### [Given records]
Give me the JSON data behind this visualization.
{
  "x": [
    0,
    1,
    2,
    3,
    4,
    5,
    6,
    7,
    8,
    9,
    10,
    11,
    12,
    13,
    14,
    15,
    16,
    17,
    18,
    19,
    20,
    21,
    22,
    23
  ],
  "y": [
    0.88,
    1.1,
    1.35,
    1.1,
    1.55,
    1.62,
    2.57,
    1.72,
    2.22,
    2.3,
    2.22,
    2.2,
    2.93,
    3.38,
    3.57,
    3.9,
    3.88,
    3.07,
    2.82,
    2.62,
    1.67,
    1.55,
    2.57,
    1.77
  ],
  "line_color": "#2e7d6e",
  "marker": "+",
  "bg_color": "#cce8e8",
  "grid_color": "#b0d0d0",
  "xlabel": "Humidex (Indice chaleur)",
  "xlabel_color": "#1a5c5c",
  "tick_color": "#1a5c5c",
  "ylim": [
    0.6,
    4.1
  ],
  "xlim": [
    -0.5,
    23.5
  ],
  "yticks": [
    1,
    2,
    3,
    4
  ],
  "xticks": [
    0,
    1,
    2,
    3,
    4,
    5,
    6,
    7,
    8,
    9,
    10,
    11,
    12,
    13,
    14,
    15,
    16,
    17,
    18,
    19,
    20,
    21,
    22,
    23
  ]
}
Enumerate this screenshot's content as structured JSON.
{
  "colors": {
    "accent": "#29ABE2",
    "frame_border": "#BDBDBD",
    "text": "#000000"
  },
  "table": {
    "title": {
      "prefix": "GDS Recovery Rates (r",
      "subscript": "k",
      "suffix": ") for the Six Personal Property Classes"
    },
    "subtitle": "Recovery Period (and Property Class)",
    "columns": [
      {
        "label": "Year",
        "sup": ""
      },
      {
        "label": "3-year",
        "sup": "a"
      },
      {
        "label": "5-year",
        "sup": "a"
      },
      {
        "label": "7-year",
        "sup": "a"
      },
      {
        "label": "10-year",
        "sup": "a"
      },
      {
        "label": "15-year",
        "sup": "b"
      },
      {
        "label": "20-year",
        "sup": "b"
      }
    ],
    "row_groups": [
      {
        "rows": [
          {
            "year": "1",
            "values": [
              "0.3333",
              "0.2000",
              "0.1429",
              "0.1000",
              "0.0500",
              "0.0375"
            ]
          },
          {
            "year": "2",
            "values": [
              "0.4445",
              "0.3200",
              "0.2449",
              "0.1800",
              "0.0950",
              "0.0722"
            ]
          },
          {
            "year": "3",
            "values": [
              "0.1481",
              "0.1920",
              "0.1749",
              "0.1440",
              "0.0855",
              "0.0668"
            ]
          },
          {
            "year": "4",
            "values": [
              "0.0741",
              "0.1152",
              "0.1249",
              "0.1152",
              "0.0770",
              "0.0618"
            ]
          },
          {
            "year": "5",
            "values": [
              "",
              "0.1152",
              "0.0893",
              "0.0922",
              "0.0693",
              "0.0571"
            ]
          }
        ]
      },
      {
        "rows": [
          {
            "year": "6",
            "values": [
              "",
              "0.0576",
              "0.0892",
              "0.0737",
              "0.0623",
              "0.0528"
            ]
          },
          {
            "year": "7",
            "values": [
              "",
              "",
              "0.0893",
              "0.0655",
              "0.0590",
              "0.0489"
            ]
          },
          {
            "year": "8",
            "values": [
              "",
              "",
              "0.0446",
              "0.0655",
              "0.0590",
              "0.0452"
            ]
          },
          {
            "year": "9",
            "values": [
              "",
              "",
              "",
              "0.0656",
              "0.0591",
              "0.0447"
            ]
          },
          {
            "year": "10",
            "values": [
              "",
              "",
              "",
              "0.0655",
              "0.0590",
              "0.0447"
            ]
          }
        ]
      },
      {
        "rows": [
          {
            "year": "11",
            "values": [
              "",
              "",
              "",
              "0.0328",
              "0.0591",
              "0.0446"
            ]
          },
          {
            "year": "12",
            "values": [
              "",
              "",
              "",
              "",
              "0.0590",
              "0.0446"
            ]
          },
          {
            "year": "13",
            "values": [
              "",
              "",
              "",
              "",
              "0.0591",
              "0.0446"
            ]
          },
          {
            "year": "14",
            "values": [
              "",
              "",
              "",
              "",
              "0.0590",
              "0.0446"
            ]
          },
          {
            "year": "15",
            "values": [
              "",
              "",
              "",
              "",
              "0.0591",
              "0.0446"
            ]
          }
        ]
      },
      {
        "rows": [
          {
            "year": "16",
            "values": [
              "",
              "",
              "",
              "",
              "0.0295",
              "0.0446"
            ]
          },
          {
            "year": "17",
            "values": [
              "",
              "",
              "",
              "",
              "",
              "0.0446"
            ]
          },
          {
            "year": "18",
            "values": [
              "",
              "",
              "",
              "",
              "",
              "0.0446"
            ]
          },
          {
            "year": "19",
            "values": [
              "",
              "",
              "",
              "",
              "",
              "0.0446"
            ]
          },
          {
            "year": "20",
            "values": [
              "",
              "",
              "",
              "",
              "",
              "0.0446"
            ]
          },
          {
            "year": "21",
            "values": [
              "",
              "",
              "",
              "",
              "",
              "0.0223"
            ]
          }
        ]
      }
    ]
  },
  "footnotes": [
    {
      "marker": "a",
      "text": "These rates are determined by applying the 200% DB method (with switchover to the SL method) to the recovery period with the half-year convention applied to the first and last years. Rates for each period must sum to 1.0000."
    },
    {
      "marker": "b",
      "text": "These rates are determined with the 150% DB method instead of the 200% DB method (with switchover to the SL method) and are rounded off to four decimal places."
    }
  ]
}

### [Goal]
Copy out each line exactly as written.

### [Answer to the problem]
Give me the JSON data behind this visualization.
{
  "x": [
    0,
    1,
    2,
    3,
    4,
    5,
    6,
    7,
    8,
    9,
    10,
    11,
    12,
    13,
    14,
    15,
    16,
    17,
    18,
    19,
    20,
    21,
    22,
    23
  ],
  "y": [
    0.88,
    1.1,
    1.35,
    1.1,
    1.55,
    1.62,
    2.57,
    1.72,
    2.22,
    2.3,
    2.22,
    2.2,
    2.93,
    3.38,
    3.57,
    3.9,
    3.88,
    3.07,
    2.82,
    2.62,
    1.67,
    1.55,
    2.57,
    1.77
  ],
  "line_color": "#2e7d6e",
  "marker": "+",
  "bg_color": "#cce8e8",
  "grid_color": "#b0d0d0",
  "xlabel": "Humidex (Indice chaleur)",
  "xlabel_color": "#1a5c5c",
  "tick_color": "#1a5c5c",
  "ylim": [
    0.6,
    4.1
  ],
  "xlim": [
    -0.5,
    23.5
  ],
  "yticks": [
    1,
    2,
    3,
    4
  ],
  "xticks": [
    0,
    1,
    2,
    3,
    4,
    5,
    6,
    7,
    8,
    9,
    10,
    11,
    12,
    13,
    14,
    15,
    16,
    17,
    18,
    19,
    20,
    21,
    22,
    23
  ]
}
Enumerate this screenshot's content as structured JSON.
{
  "colors": {
    "accent": "#29ABE2",
    "frame_border": "#BDBDBD",
    "text": "#000000"
  },
  "table": {
    "title": {
      "prefix": "GDS Recovery Rates (r",
      "subscript": "k",
      "suffix": ") for the Six Personal Property Classes"
    },
    "subtitle": "Recovery Period (and Property Class)",
    "columns": [
      {
        "label": "Year",
        "sup": ""
      },
      {
        "label": "3-year",
        "sup": "a"
      },
      {
        "label": "5-year",
        "sup": "a"
      },
      {
        "label": "7-year",
        "sup": "a"
      },
      {
        "label": "10-year",
        "sup": "a"
      },
      {
        "label": "15-year",
        "sup": "b"
      },
      {
        "label": "20-year",
        "sup": "b"
      }
    ],
    "row_groups": [
      {
        "rows": [
          {
            "year": "1",
            "values": [
              "0.3333",
              "0.2000",
              "0.1429",
              "0.1000",
              "0.0500",
              "0.0375"
            ]
          },
          {
            "year": "2",
            "values": [
              "0.4445",
              "0.3200",
              "0.2449",
              "0.1800",
              "0.0950",
              "0.0722"
            ]
          },
          {
            "year": "3",
            "values": [
              "0.1481",
              "0.1920",
              "0.1749",
              "0.1440",
              "0.0855",
              "0.0668"
            ]
          },
          {
            "year": "4",
            "values": [
              "0.0741",
              "0.1152",
              "0.1249",
              "0.1152",
              "0.0770",
              "0.0618"
            ]
          },
          {
            "year": "5",
            "values": [
              "",
              "0.1152",
              "0.0893",
              "0.0922",
              "0.0693",
              "0.0571"
            ]
          }
        ]
      },
      {
        "rows": [
          {
            "year": "6",
            "values": [
              "",
              "0.0576",
              "0.0892",
              "0.0737",
              "0.0623",
              "0.0528"
            ]
          },
          {
            "year": "7",
            "values": [
              "",
              "",
              "0.0893",
              "0.0655",
              "0.0590",
              "0.0489"
            ]
          },
          {
            "year": "8",
            "values": [
              "",
              "",
              "0.0446",
              "0.0655",
              "0.0590",
              "0.0452"
            ]
          },
          {
            "year": "9",
            "values": [
              "",
              "",
              "",
              "0.0656",
              "0.0591",
              "0.0447"
            ]
          },
          {
            "year": "10",
            "values": [
              "",
              "",
              "",
              "0.0655",
              "0.0590",
              "0.0447"
            ]
          }
        ]
      },
      {
        "rows": [
          {
            "year": "11",
            "values": [
              "",
              "",
              "",
              "0.0328",
              "0.0591",
              "0.0446"
            ]
          },
          {
            "year": "12",
            "values": [
              "",
              "",
              "",
              "",
              "0.0590",
              "0.0446"
            ]
          },
          {
            "year": "13",
            "values": [
              "",
              "",
              "",
              "",
              "0.0591",
              "0.0446"
            ]
          },
          {
            "year": "14",
            "values": [
              "",
              "",
              "",
              "",
              "0.0590",
              "0.0446"
            ]
          },
          {
            "year": "15",
            "values": [
              "",
              "",
              "",
              "",
              "0.0591",
              "0.0446"
            ]
          }
        ]
      },
      {
        "rows": [
          {
            "year": "16",
            "values": [
              "",
              "",
              "",
              "",
              "0.0295",
              "0.0446"
            ]
          },
          {
            "year": "17",
            "values": [
              "",
              "",
              "",
              "",
              "",
              "0.0446"
            ]
          },
          {
            "year": "18",
            "values": [
              "",
              "",
              "",
              "",
              "",
              "0.0446"
            ]
          },
          {
            "year": "19",
            "values": [
              "",
              "",
              "",
              "",
              "",
              "0.0446"
            ]
          },
          {
            "year": "20",
            "values": [
              "",
              "",
              "",
              "",
              "",
              "0.0446"
            ]
          },
          {
            "year": "21",
            "values": [
              "",
              "",
              "",
              "",
              "",
              "0.0223"
            ]
          }
        ]
      }
    ]
  },
  "footnotes": [
    {
      "marker": "a",
      "text": "These rates are determined by applying the 200% DB method (with switchover to the SL method) to the recovery period with the half-year convention applied to the first and last years. Rates for each period must sum to 1.0000."
    },
    {
      "marker": "b",
      "text": "These rates are determined with the 150% DB method instead of the 200% DB method (with switchover to the SL method) and are rounded off to four decimal places."
    }
  ]
}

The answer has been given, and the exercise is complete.